[Directions for this task] Records follow. Copy every line with "text".

# START OF Data section

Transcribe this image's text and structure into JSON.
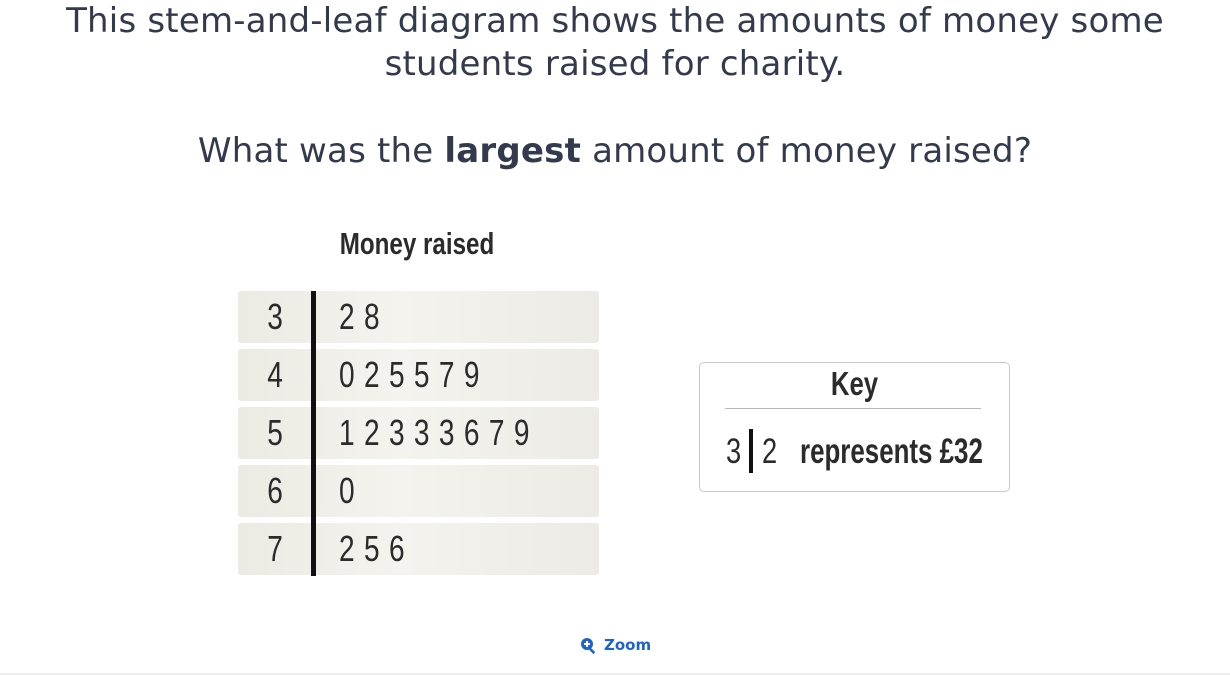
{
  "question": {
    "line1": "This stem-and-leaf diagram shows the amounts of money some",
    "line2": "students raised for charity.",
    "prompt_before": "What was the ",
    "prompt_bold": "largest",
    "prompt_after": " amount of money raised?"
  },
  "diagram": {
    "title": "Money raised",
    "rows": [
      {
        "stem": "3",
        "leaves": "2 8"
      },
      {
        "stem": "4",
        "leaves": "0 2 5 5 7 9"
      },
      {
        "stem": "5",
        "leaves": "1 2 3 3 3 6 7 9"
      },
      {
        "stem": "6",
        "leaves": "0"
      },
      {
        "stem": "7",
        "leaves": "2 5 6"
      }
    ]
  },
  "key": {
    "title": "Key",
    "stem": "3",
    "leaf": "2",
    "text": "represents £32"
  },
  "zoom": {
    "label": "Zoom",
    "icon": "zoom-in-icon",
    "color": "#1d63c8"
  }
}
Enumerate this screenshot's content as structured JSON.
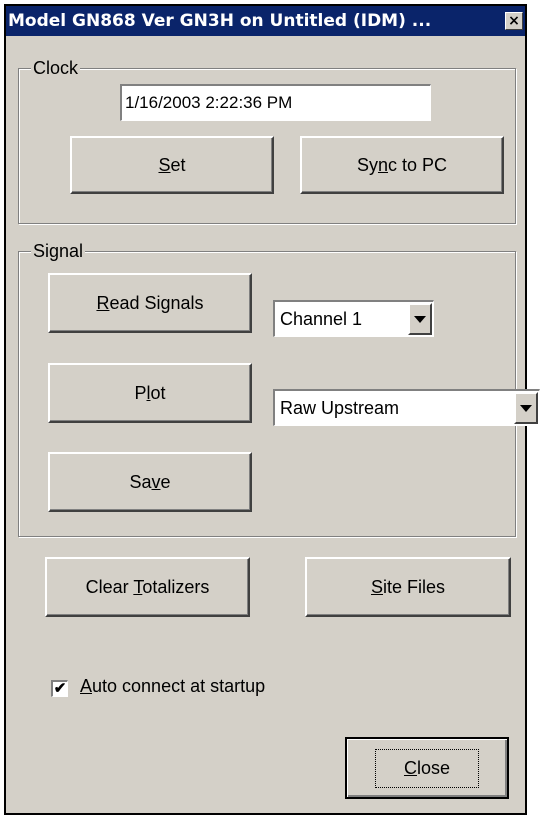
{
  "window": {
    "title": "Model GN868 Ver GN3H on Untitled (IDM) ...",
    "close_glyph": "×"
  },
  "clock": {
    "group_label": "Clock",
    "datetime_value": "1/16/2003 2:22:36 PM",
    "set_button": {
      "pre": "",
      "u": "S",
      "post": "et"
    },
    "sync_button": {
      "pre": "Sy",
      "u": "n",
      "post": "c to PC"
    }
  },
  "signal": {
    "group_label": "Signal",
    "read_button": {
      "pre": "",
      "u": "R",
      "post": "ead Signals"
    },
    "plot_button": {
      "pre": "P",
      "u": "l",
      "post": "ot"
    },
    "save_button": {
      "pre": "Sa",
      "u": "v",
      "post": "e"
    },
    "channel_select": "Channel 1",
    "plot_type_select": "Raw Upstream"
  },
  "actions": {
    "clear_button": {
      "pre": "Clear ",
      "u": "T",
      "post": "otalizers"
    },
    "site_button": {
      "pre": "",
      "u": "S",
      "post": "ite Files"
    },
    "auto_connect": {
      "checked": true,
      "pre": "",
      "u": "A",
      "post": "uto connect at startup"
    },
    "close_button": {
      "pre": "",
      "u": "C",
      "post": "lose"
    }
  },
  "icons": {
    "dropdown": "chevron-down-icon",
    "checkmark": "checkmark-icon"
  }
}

# END OF Data section

[Result]
Transcribe this image's text and structure into JSON.
    "text": "represents £32"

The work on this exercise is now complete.